▸ Written task: Return each line containing "ylabel".

▸ Exercise input:
## start

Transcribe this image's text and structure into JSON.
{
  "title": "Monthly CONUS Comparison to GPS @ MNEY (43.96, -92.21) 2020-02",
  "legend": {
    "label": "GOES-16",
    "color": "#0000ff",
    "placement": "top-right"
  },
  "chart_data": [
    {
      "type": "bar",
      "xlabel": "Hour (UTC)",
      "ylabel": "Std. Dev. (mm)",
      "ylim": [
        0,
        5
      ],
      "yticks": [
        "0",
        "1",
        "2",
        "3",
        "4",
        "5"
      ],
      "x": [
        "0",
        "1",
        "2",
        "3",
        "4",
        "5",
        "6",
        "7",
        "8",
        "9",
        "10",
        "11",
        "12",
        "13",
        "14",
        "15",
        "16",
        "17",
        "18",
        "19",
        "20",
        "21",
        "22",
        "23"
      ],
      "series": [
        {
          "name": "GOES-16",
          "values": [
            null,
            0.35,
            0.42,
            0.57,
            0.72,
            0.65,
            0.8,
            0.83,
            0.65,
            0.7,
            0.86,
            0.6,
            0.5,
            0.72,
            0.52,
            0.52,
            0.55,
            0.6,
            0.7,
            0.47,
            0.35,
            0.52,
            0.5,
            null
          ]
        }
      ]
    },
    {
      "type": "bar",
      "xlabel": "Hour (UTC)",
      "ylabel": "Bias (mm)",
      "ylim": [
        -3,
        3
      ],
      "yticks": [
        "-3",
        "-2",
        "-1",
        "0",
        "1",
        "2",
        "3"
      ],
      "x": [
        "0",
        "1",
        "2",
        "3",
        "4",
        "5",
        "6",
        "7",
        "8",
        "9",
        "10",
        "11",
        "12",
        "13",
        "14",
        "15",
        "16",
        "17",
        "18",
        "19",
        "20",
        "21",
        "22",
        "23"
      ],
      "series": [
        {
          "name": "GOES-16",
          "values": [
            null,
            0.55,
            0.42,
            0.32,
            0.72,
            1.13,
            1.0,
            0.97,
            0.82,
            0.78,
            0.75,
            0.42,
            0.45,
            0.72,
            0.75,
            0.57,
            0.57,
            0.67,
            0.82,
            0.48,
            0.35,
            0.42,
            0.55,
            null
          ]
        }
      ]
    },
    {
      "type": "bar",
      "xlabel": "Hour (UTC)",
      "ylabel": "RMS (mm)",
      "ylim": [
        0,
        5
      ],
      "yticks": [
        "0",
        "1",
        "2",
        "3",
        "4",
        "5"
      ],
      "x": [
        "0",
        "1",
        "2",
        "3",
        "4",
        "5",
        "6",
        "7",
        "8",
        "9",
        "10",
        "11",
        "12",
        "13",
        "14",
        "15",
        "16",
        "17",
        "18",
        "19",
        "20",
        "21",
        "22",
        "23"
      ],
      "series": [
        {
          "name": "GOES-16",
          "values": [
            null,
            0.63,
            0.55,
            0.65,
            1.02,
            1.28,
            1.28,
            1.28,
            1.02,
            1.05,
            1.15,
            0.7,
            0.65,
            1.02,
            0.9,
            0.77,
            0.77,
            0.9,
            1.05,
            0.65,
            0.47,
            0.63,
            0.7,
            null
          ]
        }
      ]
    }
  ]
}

## end

▸ Task solution:
      "ylabel": "Std. Dev. (mm)",
      "ylabel": "Bias (mm)",
      "ylabel": "RMS (mm)",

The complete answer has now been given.